*** Text provided ***
Efficiency Planning and Use of 3D Imagery

Google Earth is the most photorealistic, digital version of Earth which is created by first taking several overlapping 3D pictures of a street view which are then put together using photogrammetry. Google Earth’s 3D imagery gives users the ability to zoom in on a location in the street view. This technology is valuable in the planning stage, as it can be leveraged in planning the entry and exit routes for transporting supplies to an access point. Using 3D imagery, CoreLogic can essentially help examine and plan site logistics without needing to be physically present at the location. Ultimately, this tool will help to drastically reduce the time it takes to execute services and aid at a given location.

Emergency Alerts, Relief & Recovery:

Using CoreLogic’s location accuracy tools in conjunction with weather verification services, we can determine the exact location and the severity of the impact. CoreLogic’s tornado verification model combines radar data and public/social media reports to produce an actual tornado path with 250-meter resolution and neighborhood-level details, across most of the country. This will enable us to accurately send alerts to specific geographic regions via cellular carriers that broadcast messages to smartphones. These alerts will warn people of an approaching hurricane or tornado and help save lives and property.

How quickly can communities recover from disaster? How do local businesses begin the process of rebuilding? The answer depends on how streamlined post-disaster support is.
*** End of Text provided ***
Exercise requirements: Write out the full passage on 3D imagery and disaster alerts word for word. The listing has no part in this.
*** Data supplied ***
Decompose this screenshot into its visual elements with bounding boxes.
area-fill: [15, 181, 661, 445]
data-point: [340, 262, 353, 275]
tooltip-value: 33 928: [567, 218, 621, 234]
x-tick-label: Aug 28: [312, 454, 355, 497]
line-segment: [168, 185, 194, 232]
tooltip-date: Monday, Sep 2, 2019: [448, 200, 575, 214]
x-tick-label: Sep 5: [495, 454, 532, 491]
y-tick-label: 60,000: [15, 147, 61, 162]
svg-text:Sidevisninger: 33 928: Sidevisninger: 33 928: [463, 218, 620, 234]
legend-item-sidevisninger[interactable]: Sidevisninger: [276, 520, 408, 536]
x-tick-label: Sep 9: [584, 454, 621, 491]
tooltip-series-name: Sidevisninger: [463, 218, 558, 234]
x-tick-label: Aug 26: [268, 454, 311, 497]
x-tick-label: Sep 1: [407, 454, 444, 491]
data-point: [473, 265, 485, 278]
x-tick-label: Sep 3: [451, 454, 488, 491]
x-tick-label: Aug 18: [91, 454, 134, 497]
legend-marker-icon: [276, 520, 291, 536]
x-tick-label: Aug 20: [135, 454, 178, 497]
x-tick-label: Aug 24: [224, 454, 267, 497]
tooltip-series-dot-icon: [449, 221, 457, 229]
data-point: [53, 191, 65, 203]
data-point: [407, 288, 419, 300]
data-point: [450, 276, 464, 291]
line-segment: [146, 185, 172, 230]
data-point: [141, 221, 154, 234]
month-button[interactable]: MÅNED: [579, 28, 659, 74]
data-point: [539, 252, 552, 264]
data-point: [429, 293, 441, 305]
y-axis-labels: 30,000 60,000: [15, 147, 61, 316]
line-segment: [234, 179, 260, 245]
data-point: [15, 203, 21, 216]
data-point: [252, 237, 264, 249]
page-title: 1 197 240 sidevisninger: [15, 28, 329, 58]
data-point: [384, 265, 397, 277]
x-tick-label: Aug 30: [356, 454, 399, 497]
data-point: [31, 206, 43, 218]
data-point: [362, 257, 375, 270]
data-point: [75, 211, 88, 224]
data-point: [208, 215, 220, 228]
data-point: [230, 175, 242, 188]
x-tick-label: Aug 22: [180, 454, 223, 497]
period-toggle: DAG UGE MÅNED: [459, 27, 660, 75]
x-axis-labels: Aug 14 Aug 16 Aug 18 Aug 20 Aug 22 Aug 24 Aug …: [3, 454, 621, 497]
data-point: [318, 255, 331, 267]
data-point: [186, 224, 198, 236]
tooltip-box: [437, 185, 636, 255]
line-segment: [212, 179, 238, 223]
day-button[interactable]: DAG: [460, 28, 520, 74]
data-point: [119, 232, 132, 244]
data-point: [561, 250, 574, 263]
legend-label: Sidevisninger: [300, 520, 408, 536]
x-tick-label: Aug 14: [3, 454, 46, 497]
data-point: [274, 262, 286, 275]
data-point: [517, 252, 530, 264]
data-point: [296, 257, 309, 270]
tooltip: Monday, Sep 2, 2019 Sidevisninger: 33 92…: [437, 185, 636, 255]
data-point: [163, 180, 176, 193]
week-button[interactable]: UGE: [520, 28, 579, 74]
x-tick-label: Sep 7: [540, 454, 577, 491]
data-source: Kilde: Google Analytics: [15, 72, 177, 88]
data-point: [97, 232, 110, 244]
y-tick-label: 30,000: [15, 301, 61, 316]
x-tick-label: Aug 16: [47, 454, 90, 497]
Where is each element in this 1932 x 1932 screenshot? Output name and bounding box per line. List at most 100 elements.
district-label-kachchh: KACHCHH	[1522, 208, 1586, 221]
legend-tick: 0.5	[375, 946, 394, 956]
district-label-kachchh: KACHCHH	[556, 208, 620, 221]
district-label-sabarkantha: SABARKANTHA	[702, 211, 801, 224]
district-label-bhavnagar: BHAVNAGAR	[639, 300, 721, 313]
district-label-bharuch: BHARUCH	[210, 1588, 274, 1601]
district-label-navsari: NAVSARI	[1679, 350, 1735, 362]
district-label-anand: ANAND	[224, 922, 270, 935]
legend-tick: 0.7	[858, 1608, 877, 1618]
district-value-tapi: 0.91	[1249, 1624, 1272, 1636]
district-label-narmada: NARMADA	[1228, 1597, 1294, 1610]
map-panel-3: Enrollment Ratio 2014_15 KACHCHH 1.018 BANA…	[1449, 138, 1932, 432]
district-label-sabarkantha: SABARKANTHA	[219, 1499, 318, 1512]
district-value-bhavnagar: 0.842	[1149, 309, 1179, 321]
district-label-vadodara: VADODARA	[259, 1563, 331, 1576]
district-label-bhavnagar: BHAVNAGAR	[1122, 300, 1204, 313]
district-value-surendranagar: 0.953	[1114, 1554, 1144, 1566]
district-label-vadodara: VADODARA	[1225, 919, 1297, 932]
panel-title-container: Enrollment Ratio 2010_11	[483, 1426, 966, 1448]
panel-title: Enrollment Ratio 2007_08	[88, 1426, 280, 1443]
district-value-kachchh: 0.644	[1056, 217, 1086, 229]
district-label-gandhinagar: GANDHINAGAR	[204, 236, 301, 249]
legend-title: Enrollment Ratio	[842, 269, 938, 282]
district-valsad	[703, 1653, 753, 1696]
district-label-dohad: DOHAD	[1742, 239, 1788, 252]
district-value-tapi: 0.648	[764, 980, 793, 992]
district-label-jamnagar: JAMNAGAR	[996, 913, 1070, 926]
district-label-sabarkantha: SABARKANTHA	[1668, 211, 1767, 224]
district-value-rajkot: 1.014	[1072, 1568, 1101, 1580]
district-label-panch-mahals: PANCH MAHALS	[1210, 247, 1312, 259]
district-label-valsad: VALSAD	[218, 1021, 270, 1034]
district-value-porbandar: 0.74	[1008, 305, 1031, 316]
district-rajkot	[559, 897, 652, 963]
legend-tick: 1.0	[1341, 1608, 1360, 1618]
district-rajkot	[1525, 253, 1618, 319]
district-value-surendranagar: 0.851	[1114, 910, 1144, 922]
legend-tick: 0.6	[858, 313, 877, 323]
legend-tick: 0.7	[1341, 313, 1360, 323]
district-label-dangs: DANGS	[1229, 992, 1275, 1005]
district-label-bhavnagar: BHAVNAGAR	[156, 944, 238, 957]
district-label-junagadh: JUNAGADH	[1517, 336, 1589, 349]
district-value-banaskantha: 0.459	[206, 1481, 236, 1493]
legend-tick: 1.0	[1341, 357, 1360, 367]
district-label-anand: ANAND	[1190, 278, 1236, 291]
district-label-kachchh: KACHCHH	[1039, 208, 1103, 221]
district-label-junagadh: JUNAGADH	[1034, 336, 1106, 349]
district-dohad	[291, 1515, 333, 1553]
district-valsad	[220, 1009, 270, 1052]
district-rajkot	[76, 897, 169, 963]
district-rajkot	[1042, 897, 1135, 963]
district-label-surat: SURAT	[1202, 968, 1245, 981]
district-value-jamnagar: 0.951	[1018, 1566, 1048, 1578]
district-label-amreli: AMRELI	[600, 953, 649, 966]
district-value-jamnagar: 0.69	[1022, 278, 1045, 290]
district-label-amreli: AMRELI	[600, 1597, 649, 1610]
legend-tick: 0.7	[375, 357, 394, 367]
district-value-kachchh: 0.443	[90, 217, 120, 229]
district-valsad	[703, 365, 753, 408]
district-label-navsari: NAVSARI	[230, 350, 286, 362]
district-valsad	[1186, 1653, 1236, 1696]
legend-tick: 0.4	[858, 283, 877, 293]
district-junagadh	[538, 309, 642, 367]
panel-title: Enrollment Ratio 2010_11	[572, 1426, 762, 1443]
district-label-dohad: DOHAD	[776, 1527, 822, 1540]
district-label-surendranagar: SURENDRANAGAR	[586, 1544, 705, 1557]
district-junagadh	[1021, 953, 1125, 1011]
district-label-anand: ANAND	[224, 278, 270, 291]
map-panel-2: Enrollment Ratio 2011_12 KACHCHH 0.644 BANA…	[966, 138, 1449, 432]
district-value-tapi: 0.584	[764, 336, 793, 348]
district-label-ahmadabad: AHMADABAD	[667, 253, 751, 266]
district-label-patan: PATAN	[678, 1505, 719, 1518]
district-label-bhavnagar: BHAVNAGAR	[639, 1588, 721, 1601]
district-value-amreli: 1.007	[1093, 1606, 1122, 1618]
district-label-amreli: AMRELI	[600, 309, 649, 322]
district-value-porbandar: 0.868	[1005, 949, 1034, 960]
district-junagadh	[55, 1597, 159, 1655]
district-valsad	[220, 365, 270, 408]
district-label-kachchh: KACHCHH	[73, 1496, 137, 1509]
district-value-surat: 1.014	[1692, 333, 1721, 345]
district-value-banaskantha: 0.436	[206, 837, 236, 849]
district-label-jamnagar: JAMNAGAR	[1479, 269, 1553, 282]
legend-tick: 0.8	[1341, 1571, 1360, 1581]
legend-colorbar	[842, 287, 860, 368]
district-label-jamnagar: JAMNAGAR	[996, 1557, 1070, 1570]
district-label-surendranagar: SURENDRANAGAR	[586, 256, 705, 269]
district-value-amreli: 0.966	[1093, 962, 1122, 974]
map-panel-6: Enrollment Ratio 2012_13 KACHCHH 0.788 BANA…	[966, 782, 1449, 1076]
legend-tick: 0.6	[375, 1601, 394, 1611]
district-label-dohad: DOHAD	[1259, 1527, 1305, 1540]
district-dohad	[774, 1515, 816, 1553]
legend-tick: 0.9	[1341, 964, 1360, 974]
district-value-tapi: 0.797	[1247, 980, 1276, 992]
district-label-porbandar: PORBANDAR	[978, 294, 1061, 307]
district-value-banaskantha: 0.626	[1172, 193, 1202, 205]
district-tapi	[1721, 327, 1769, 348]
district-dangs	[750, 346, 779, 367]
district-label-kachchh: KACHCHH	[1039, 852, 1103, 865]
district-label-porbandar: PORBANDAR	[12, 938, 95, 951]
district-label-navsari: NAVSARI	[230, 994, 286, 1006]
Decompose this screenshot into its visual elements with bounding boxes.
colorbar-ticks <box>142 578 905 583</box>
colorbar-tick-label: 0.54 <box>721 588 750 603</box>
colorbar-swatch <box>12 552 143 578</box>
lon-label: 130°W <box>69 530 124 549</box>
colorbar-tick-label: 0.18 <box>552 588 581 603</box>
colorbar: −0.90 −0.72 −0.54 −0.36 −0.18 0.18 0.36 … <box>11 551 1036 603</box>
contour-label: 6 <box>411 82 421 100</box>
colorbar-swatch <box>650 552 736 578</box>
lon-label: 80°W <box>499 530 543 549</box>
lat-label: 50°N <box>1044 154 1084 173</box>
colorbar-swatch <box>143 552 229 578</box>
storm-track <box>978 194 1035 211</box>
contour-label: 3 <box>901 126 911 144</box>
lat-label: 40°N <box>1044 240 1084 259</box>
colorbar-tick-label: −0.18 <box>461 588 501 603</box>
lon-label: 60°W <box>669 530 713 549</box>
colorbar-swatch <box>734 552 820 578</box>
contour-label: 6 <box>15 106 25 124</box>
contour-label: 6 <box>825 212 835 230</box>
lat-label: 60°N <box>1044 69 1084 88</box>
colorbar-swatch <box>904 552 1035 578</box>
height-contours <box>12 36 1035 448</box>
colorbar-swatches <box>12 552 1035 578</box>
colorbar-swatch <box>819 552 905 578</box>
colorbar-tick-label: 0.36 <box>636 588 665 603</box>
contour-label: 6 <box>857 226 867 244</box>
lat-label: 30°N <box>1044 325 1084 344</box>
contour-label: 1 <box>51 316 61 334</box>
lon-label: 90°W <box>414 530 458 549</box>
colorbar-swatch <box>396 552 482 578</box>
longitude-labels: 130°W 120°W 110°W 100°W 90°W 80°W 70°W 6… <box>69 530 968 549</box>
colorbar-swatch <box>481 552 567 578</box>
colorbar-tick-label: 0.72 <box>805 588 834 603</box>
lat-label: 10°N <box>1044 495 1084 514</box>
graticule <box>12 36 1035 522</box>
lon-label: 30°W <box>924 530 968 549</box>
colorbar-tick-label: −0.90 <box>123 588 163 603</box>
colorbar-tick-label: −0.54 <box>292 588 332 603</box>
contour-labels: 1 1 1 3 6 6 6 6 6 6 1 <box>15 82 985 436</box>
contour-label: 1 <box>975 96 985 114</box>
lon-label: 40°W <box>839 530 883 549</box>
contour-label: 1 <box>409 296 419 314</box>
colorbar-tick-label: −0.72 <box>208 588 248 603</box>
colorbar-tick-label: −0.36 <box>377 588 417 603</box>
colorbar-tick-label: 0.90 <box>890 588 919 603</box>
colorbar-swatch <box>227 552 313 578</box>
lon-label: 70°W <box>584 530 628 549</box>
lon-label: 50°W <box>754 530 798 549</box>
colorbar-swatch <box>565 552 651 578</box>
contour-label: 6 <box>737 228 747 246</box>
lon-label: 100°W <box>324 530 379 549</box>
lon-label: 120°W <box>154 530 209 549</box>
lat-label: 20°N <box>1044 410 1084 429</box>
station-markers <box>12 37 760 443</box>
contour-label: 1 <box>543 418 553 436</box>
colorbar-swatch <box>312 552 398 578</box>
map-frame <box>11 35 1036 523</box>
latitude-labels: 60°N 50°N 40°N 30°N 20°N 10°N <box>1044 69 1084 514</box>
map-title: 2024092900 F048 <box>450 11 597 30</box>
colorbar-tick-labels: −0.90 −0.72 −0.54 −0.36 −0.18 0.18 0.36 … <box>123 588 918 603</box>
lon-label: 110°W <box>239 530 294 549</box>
*** End of Data supplied ***
Written solution:
Efficiency Planning and Use of 3D Imagery

Google Earth is the most photorealistic, digital version of Earth which is created by first taking several overlapping 3D pictures of a street view which are then put together using photogrammetry. Google Earth’s 3D imagery gives users the ability to zoom in on a location in the street view. This technology is valuable in the planning stage, as it can be leveraged in planning the entry and exit routes for transporting supplies to an access point. Using 3D imagery, CoreLogic can essentially help examine and plan site logistics without needing to be physically present at the location. Ultimately, this tool will help to drastically reduce the time it takes to execute services and aid at a given location.

Emergency Alerts, Relief & Recovery:

Using CoreLogic’s location accuracy tools in conjunction with weather verification services, we can determine the exact location and the severity of the impact. CoreLogic’s tornado verification model combines radar data and public/social media reports to produce an actual tornado path with 250-meter resolution and neighborhood-level details, across most of the country. This will enable us to accurately send alerts to specific geographic regions via cellular carriers that broadcast messages to smartphones. These alerts will warn people of an approaching hurricane or tornado and help save lives and property.

How quickly can communities recover from disaster? How do local businesses begin the process of rebuilding? The answer depends on how streamlined post-disaster support is.